Required work :: Gather all lines in the entries that include the word "into".

Records ::
──────────────────────────────

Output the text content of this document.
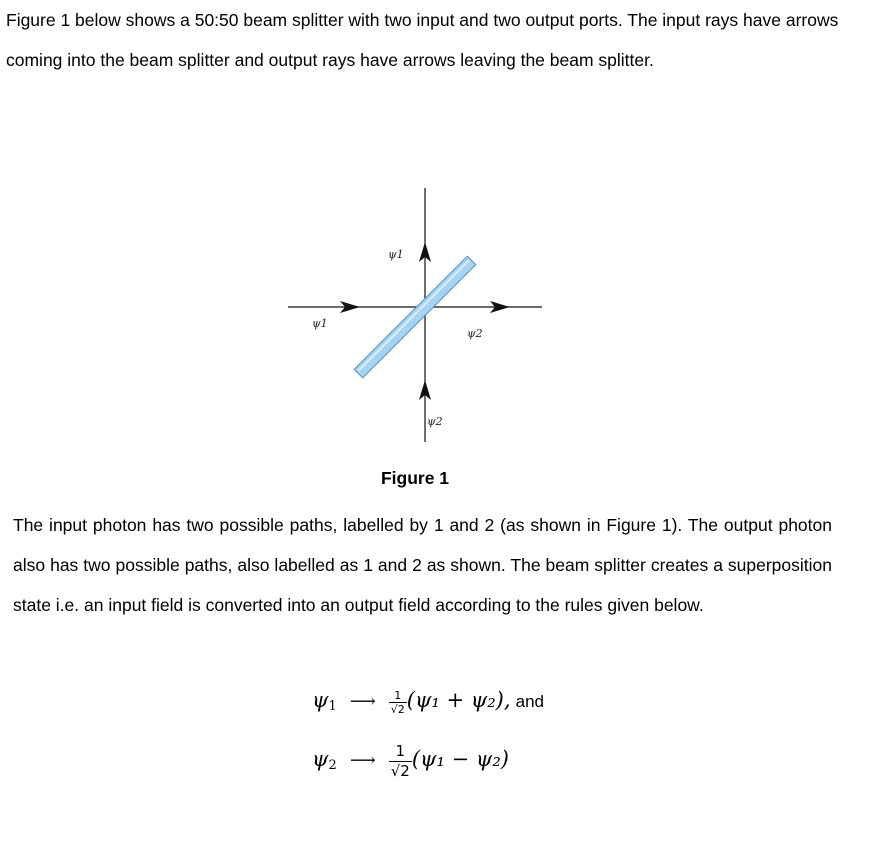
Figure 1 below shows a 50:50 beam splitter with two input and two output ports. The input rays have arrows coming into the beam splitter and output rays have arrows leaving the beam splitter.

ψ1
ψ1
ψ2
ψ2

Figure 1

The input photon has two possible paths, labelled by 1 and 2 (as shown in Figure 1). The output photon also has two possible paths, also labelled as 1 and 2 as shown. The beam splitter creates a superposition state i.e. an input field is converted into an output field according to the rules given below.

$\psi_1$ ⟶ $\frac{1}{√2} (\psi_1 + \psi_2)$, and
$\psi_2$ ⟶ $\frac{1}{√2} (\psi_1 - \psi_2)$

──────────────────────────────

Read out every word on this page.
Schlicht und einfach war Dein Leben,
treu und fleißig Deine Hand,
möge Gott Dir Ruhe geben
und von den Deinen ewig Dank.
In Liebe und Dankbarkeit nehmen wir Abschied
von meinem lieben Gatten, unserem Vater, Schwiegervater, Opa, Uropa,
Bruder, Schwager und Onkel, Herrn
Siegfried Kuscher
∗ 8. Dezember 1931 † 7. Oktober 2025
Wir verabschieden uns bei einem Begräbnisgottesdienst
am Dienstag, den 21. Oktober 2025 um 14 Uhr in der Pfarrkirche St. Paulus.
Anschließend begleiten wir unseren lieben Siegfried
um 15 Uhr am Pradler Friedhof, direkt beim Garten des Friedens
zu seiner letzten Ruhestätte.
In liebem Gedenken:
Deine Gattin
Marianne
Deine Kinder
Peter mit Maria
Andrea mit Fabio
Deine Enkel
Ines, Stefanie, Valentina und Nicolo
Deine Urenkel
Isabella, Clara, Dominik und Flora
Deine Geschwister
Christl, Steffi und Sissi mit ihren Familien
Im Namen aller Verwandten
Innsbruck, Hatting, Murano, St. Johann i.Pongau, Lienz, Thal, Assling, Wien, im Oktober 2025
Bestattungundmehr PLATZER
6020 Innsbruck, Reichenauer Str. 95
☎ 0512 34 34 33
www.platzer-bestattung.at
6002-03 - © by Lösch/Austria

──────────────────────────────

Answer for this exercise ::
Figure 1 below shows a 50:50 beam splitter with two input and two output ports. The input rays have arrows coming into the beam splitter and output rays have arrows leaving the beam splitter.
The input photon has two possible paths, labelled by 1 and 2 (as shown in Figure 1). The output photon also has two possible paths, also labelled as 1 and 2 as shown. The beam splitter creates a superposition state i.e. an input field is converted into an output field according to the rules given below.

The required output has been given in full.